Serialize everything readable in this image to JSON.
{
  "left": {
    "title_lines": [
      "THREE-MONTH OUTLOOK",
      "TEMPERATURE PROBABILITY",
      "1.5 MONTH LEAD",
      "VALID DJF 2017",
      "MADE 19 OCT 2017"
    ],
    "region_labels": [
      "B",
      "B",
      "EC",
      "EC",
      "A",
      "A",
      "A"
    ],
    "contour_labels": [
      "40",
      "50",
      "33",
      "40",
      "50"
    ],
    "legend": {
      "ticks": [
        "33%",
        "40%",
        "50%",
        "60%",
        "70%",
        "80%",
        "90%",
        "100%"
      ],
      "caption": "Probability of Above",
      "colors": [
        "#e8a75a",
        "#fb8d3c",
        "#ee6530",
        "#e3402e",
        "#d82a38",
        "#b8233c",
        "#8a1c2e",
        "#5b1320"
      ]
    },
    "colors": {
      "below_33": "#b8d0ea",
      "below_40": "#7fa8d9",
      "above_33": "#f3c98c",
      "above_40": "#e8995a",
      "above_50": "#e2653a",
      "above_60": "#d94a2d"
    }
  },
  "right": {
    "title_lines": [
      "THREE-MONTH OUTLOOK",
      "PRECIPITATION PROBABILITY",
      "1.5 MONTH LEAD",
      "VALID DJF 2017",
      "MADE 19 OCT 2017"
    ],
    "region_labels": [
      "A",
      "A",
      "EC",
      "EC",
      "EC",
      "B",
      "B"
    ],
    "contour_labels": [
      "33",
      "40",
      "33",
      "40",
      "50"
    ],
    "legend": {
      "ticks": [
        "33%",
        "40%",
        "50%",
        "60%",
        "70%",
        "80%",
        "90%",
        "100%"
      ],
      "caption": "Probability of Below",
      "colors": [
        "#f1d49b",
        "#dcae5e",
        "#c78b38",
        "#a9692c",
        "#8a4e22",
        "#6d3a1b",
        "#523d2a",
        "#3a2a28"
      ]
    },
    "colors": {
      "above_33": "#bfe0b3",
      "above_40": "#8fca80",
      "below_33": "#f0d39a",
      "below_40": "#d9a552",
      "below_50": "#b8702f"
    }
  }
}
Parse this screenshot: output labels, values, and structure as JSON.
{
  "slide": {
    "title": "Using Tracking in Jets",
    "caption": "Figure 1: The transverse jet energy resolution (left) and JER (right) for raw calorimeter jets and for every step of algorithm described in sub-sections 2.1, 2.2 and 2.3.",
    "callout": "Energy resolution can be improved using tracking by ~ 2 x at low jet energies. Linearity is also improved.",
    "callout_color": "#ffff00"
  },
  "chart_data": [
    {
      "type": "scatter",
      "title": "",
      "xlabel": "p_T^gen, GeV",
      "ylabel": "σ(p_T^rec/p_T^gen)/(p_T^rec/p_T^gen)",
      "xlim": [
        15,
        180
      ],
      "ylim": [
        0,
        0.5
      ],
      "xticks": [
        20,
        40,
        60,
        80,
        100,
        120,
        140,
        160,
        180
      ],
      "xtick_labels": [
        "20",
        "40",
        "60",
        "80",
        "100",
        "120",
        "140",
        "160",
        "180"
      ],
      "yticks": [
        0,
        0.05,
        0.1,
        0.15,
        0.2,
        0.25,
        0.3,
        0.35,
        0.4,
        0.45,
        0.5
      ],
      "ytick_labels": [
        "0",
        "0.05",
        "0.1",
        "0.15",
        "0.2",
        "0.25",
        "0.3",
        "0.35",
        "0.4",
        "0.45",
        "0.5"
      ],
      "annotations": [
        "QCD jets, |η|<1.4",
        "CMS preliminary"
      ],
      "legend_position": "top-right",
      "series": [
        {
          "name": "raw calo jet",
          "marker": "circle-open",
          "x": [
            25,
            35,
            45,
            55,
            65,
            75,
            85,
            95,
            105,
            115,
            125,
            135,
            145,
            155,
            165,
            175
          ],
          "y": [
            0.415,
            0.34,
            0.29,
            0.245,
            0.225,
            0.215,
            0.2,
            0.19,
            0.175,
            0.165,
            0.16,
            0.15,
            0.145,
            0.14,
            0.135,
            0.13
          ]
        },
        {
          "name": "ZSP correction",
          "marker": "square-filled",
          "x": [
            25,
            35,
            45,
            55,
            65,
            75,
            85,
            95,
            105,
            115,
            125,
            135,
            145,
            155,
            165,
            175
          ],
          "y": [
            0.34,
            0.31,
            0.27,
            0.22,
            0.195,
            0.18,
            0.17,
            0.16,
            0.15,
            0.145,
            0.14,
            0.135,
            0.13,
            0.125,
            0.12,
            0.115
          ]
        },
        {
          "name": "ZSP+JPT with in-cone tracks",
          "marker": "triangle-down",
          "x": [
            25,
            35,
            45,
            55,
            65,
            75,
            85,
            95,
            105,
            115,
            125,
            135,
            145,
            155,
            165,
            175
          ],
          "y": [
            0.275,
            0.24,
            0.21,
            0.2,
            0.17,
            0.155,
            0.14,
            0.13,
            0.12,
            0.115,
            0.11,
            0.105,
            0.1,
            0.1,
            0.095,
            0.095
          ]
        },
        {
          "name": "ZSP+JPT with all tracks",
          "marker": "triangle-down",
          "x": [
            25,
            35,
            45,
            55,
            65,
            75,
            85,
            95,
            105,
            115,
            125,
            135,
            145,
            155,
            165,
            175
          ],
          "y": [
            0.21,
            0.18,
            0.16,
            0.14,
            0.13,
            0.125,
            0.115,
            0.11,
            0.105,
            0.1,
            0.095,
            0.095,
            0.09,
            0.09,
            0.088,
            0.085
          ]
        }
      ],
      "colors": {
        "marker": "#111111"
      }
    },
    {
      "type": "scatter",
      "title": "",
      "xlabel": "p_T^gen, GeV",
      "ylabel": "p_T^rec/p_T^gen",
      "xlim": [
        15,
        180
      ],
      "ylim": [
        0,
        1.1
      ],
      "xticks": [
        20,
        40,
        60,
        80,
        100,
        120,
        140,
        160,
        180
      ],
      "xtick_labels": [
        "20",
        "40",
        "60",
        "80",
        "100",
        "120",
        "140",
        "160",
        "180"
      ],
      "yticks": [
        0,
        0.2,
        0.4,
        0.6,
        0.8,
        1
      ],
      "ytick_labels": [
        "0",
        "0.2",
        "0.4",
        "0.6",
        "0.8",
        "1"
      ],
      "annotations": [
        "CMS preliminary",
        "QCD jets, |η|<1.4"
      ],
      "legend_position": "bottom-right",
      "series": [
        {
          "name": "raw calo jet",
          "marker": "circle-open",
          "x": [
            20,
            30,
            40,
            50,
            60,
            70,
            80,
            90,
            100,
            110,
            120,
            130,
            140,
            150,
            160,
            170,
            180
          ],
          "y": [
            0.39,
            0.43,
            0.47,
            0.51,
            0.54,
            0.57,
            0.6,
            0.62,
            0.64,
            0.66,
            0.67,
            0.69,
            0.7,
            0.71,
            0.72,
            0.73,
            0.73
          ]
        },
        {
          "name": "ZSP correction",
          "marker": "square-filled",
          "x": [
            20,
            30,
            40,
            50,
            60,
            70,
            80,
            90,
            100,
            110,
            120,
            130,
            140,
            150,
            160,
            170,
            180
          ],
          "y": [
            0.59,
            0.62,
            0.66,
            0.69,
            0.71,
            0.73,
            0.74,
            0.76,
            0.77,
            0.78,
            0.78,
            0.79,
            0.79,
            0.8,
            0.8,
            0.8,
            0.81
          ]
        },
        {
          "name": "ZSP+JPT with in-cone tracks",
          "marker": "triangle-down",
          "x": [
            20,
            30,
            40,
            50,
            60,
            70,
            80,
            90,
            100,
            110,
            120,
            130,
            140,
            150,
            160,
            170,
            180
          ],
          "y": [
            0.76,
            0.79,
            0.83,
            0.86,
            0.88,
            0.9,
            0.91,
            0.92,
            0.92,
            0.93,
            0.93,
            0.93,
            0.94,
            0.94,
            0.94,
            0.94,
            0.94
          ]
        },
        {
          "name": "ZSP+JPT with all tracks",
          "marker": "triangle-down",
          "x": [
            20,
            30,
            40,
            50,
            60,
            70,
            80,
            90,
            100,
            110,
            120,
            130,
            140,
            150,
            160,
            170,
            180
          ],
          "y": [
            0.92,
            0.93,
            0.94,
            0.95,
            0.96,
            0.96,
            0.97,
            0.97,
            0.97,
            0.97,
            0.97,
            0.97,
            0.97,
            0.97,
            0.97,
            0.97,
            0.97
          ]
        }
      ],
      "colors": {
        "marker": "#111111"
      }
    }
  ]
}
※ ※ ※
Exactly how many lines of the material contain the word "left"? Write the number alone.

2